● **Supplied records**:
━━━━━━━━━━
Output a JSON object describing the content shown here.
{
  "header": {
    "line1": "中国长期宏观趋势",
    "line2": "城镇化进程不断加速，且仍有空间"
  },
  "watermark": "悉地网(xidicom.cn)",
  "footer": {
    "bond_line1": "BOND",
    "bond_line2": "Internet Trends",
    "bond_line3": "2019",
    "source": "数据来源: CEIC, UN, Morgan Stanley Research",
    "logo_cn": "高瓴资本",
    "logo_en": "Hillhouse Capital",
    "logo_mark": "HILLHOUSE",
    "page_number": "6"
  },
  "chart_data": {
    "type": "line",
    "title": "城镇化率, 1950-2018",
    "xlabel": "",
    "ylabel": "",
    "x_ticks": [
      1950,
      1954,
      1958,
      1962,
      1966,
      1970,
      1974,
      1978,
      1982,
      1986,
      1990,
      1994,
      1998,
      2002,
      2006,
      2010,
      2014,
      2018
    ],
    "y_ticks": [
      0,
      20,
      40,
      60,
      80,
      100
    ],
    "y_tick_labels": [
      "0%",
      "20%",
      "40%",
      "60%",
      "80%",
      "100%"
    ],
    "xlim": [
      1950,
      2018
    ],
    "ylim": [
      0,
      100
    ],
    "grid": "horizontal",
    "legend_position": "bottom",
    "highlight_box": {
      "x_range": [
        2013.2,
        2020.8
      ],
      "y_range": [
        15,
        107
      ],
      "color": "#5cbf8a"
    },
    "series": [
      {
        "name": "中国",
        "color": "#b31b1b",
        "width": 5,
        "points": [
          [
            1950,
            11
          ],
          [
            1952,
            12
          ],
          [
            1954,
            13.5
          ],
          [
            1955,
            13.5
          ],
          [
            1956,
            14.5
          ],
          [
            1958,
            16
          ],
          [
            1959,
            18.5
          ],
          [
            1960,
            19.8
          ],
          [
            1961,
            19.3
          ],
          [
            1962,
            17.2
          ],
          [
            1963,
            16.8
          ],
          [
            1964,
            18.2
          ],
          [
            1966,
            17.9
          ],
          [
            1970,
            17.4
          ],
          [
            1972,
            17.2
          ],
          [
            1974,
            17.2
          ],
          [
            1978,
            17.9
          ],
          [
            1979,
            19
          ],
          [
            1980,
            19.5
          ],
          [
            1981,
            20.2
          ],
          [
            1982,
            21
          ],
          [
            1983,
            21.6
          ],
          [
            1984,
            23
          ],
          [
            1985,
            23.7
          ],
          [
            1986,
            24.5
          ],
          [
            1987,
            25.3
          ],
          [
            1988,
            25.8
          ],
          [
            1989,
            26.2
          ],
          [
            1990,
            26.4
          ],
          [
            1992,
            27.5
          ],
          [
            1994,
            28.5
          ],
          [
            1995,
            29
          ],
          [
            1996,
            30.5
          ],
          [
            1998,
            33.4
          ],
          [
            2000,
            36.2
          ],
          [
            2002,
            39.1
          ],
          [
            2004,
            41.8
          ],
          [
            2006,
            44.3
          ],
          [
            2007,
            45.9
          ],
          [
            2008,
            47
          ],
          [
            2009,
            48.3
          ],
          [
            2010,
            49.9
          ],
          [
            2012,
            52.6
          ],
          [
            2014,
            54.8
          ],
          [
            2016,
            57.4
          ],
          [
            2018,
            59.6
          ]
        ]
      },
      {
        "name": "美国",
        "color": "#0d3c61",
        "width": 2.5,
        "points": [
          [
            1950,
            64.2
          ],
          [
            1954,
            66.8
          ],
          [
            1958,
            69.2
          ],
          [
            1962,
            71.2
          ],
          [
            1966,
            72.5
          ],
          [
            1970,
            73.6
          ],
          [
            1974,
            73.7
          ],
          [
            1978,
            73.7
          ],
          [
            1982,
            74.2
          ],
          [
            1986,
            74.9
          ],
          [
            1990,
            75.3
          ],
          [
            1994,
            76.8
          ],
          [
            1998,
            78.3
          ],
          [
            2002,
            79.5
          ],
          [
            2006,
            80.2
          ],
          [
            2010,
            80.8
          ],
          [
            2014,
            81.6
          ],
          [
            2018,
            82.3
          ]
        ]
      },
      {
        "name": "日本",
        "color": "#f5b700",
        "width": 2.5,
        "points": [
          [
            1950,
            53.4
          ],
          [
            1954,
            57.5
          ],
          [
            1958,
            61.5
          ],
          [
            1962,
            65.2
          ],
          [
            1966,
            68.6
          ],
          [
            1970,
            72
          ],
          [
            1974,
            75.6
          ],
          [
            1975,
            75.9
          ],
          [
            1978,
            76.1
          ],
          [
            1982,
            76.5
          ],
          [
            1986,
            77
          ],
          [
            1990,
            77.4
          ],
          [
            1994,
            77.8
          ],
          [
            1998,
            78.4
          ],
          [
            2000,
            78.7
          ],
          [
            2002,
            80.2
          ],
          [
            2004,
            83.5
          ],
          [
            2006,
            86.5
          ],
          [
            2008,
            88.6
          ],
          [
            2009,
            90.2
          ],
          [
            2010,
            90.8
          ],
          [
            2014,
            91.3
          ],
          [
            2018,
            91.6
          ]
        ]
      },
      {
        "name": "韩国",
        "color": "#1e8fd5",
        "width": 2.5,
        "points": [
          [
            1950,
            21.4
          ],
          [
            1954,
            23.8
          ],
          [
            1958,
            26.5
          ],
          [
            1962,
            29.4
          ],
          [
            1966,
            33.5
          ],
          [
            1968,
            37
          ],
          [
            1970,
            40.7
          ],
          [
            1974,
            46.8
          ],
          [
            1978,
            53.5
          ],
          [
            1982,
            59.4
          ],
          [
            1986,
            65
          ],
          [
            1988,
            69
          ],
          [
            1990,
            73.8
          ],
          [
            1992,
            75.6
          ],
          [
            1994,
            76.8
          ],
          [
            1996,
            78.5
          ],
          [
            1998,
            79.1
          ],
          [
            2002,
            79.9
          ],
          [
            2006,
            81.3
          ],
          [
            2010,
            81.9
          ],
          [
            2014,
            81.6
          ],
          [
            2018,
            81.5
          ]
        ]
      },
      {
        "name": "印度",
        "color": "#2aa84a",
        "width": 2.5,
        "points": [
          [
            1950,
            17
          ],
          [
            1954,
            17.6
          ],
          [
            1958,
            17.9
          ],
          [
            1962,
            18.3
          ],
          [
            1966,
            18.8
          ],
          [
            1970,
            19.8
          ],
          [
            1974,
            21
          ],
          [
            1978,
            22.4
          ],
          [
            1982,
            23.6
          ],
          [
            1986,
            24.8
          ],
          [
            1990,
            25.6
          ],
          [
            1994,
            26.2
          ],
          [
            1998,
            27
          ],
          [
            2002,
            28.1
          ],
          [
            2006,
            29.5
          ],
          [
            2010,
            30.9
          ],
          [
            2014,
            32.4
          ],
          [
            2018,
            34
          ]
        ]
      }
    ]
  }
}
━━━━━━━━━━
● **Stated goal**:
Extract every line containing the string "name" from the material.

● **Task answer**:
        "name": "中国",
        "name": "美国",
        "name": "日本",
        "name": "韩国",
        "name": "印度",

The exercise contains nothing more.